■ **To do**:
Can you find the lines of the listing that include "pangeran" and copy every one?
-- begin Dataset entries --
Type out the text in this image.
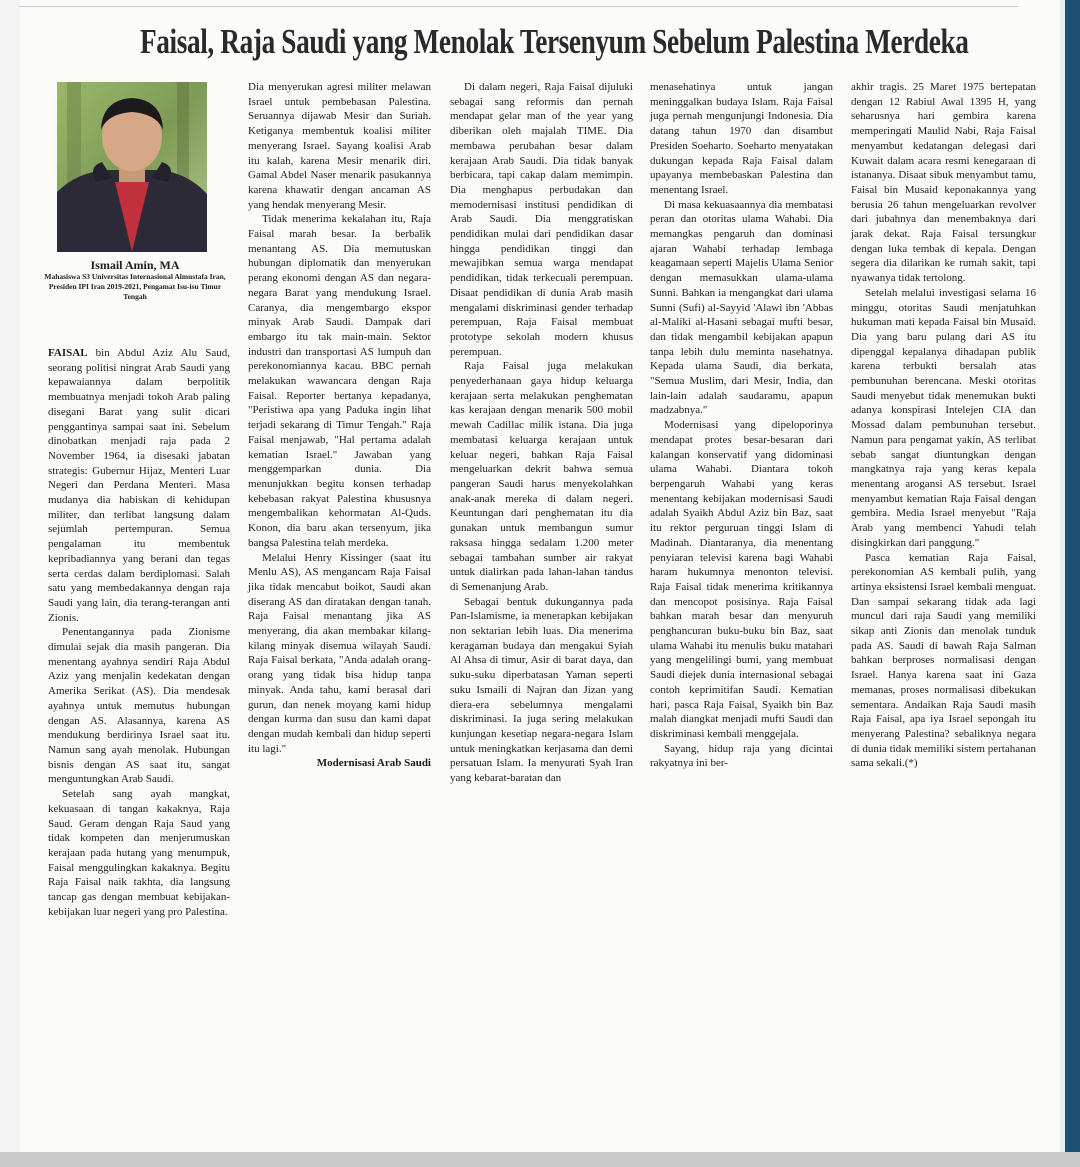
Faisal, Raja Saudi yang Menolak Tersenyum Sebelum Palestina Merdeka
Ismail Amin, MA
Mahasiswa S3 Universitas Internasional Almustafa Iran, Presiden IPI Iran 2019-2021, Pengamat Isu-isu Timur Tengah

FAISAL bin Abdul Aziz Alu Saud, seorang politisi ningrat Arab Saudi yang kepawaiannya dalam berpolitik membuatnya menjadi tokoh Arab paling disegani Barat yang sulit dicari penggantinya sampai saat ini. Sebelum dinobatkan menjadi raja pada 2 November 1964, ia disesaki jabatan strategis: Gubernur Hijaz, Menteri Luar Negeri dan Perdana Menteri. Masa mudanya dia habiskan di kehidupan militer, dan terlibat langsung dalam sejumlah pertempuran. Semua pengalaman itu membentuk kepribadiannya yang berani dan tegas serta cerdas dalam berdiplomasi. Salah satu yang membedakannya dengan raja Saudi yang lain, dia terang-terangan anti Zionis.

Penentangannya pada Zionisme dimulai sejak dia masih pangeran. Dia menentang ayahnya sendiri Raja Abdul Aziz yang menjalin kedekatan dengan Amerika Serikat (AS). Dia mendesak ayahnya untuk memutus hubungan dengan AS. Alasannya, karena AS mendukung berdirinya Israel saat itu. Namun sang ayah menolak. Hubungan bisnis dengan AS saat itu, sangat menguntungkan Arab Saudi.

Setelah sang ayah mangkat, kekuasaan di tangan kakaknya, Raja Saud. Geram dengan Raja Saud yang tidak kompeten dan menjerumuskan kerajaan pada hutang yang menumpuk, Faisal menggulingkan kakaknya. Begitu Raja Faisal naik takhta, dia langsung tancap gas dengan membuat kebijakan-kebijakan luar negeri yang pro Palestina.

Dia menyerukan agresi militer melawan Israel untuk pembebasan Palestina. Seruannya dijawab Mesir dan Suriah. Ketiganya membentuk koalisi militer menyerang Israel. Sayang koalisi Arab itu kalah, karena Mesir menarik diri. Gamal Abdel Naser menarik pasukannya karena khawatir dengan ancaman AS yang hendak menyerang Mesir.

Tidak menerima kekalahan itu, Raja Faisal marah besar. Ia berbalik menantang AS. Dia memutuskan hubungan diplomatik dan menyerukan perang ekonomi dengan AS dan negara-negara Barat yang mendukung Israel. Caranya, dia mengembargo ekspor minyak Arab Saudi. Dampak dari embargo itu tak main-main. Sektor industri dan transportasi AS lumpuh dan perekonomiannya kacau. BBC pernah melakukan wawancara dengan Raja Faisal. Reporter bertanya kepadanya, "Peristiwa apa yang Paduka ingin lihat terjadi sekarang di Timur Tengah." Raja Faisal menjawab, "Hal pertama adalah kematian Israel." Jawaban yang menggemparkan dunia. Dia menunjukkan begitu konsen terhadap kebebasan rakyat Palestina khususnya mengembalikan kehormatan Al-Quds. Konon, dia baru akan tersenyum, jika bangsa Palestina telah merdeka.

Melalui Henry Kissinger (saat itu Menlu AS), AS mengancam Raja Faisal jika tidak mencabut boikot, Saudi akan diserang AS dan diratakan dengan tanah. Raja Faisal menantang jika AS menyerang, dia akan membakar kilang-kilang minyak disemua wilayah Saudi. Raja Faisal berkata, "Anda adalah orang-orang yang tidak bisa hidup tanpa minyak. Anda tahu, kami berasal dari gurun, dan nenek moyang kami hidup dengan kurma dan susu dan kami dapat dengan mudah kembali dan hidup seperti itu lagi."

Modernisasi Arab Saudi

Di dalam negeri, Raja Faisal dijuluki sebagai sang reformis dan pernah mendapat gelar man of the year yang diberikan oleh majalah TIME. Dia membawa perubahan besar dalam kerajaan Arab Saudi. Dia tidak banyak berbicara, tapi cakap dalam memimpin. Dia menghapus perbudakan dan memodernisasi institusi pendidikan di Arab Saudi. Dia menggratiskan pendidikan mulai dari pendidikan dasar hingga pendidikan tinggi dan mewajibkan semua warga mendapat pendidikan, tidak terkecuali perempuan. Disaat pendidikan di dunia Arab masih mengalami diskriminasi gender terhadap perempuan, Raja Faisal membuat prototype sekolah modern khusus perempuan.

Raja Faisal juga melakukan penyederhanaan gaya hidup keluarga kerajaan serta melakukan penghematan kas kerajaan dengan menarik 500 mobil mewah Cadillac milik istana. Dia juga membatasi keluarga kerajaan untuk keluar negeri, bahkan Raja Faisal mengeluarkan dekrit bahwa semua pangeran Saudi harus menyekolahkan anak-anak mereka di dalam negeri. Keuntungan dari penghematan itu dia gunakan untuk membangun sumur raksasa hingga sedalam 1.200 meter sebagai tambahan sumber air rakyat untuk dialirkan pada lahan-lahan tandus di Semenanjung Arab.

Sebagai bentuk dukungannya pada Pan-Islamisme, ia menerapkan kebijakan non sektarian lebih luas. Dia menerima keragaman budaya dan mengakui Syiah Al Ahsa di timur, Asir di barat daya, dan suku-suku diperbatasan Yaman seperti suku Ismaili di Najran dan Jizan yang diera-era sebelumnya mengalami diskriminasi. Ia juga sering melakukan kunjungan kesetiap negara-negara Islam untuk meningkatkan kerjasama dan demi persatuan Islam. Ia menyurati Syah Iran yang kebarat-baratan dan

menasehatinya untuk jangan meninggalkan budaya Islam. Raja Faisal juga pernah mengunjungi Indonesia. Dia datang tahun 1970 dan disambut Presiden Soeharto. Soeharto menyatakan dukungan kepada Raja Faisal dalam upayanya membebaskan Palestina dan menentang Israel.

Di masa kekuasaannya dia membatasi peran dan otoritas ulama Wahabi. Dia memangkas pengaruh dan dominasi ajaran Wahabi terhadap lembaga keagamaan seperti Majelis Ulama Senior dengan memasukkan ulama-ulama Sunni. Bahkan ia mengangkat dari ulama Sunni (Sufi) al-Sayyid 'Alawi ibn 'Abbas al-Maliki al-Hasani sebagai mufti besar, dan tidak mengambil kebijakan apapun tanpa lebih dulu meminta nasehatnya. Kepada ulama Saudi, dia berkata, "Semua Muslim, dari Mesir, India, dan lain-lain adalah saudaramu, apapun madzabnya."

Modernisasi yang dipeloporinya mendapat protes besar-besaran dari kalangan konservatif yang didominasi ulama Wahabi. Diantara tokoh berpengaruh Wahabi yang keras menentang kebijakan modernisasi Saudi adalah Syaikh Abdul Aziz bin Baz, saat itu rektor perguruan tinggi Islam di Madinah. Diantaranya, dia menentang penyiaran televisi karena bagi Wahabi haram hukumnya menonton televisi. Raja Faisal tidak menerima kritikannya dan mencopot posisinya. Raja Faisal bahkan marah besar dan menyuruh penghancuran buku-buku bin Baz, saat ulama Wahabi itu menulis buku matahari yang mengelilingi bumi, yang membuat Saudi diejek dunia internasional sebagai contoh keprimitifan Saudi. Kematian hari, pasca Raja Faisal, Syaikh bin Baz malah diangkat menjadi mufti Saudi dan diskriminasi kembali menggejala.

Sayang, hidup raja yang dicintai rakyatnya ini ber-

akhir tragis. 25 Maret 1975 bertepatan dengan 12 Rabiul Awal 1395 H, yang seharusnya hari gembira karena memperingati Maulid Nabi, Raja Faisal menyambut kedatangan delegasi dari Kuwait dalam acara resmi kenegaraan di istananya. Disaat sibuk menyambut tamu, Faisal bin Musaid keponakannya yang berusia 26 tahun mengeluarkan revolver dari jubahnya dan menembaknya dari jarak dekat. Raja Faisal tersungkur dengan luka tembak di kepala. Dengan segera dia dilarikan ke rumah sakit, tapi nyawanya tidak tertolong.

Setelah melalui investigasi selama 16 minggu, otoritas Saudi menjatuhkan hukuman mati kepada Faisal bin Musaid. Dia yang baru pulang dari AS itu dipenggal kepalanya dihadapan publik karena terbukti bersalah atas pembunuhan berencana. Meski otoritas Saudi menyebut tidak menemukan bukti adanya konspirasi Intelejen CIA dan Mossad dalam pembunuhan tersebut. Namun para pengamat yakin, AS terlibat sebab sangat diuntungkan dengan mangkatnya raja yang keras kepala menentang arogansi AS tersebut. Israel menyambut kematian Raja Faisal dengan gembira. Media Israel menyebut "Raja Arab yang membenci Yahudi telah disingkirkan dari panggung."

Pasca kematian Raja Faisal, perekonomian AS kembali pulih, yang artinya eksistensi Israel kembali menguat. Dan sampai sekarang tidak ada lagi muncul dari raja Saudi yang memiliki sikap anti Zionis dan menolak tunduk pada AS. Saudi di bawah Raja Salman bahkan berproses normalisasi dengan Israel. Hanya karena saat ini Gaza memanas, proses normalisasi dibekukan sementara. Andaikan Raja Saudi masih Raja Faisal, apa iya Israel sepongah itu menyerang Palestina? sebaliknya negara di dunia tidak memiliki sistem pertahanan sama sekali.(*)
-- end Dataset entries --
■ **Answer to this task**:
Penentangannya pada Zionisme dimulai sejak dia masih pangeran. Dia menentang ayahnya sendiri Raja Abdul Aziz yang menjalin kedekatan dengan Amerika Serikat (AS). Dia mendesak ayahnya untuk memutus hubungan dengan AS. Alasannya, karena AS mendukung berdirinya Israel saat itu. Namun sang ayah menolak. Hubungan bisnis dengan AS saat itu, sangat menguntungkan Arab Saudi.
Raja Faisal juga melakukan penyederhanaan gaya hidup keluarga kerajaan serta melakukan penghematan kas kerajaan dengan menarik 500 mobil mewah Cadillac milik istana. Dia juga membatasi keluarga kerajaan untuk keluar negeri, bahkan Raja Faisal mengeluarkan dekrit bahwa semua pangeran Saudi harus menyekolahkan anak-anak mereka di dalam negeri. Keuntungan dari penghematan itu dia gunakan untuk membangun sumur raksasa hingga sedalam 1.200 meter sebagai tambahan sumber air rakyat untuk dialirkan pada lahan-lahan tandus di Semenanjung Arab.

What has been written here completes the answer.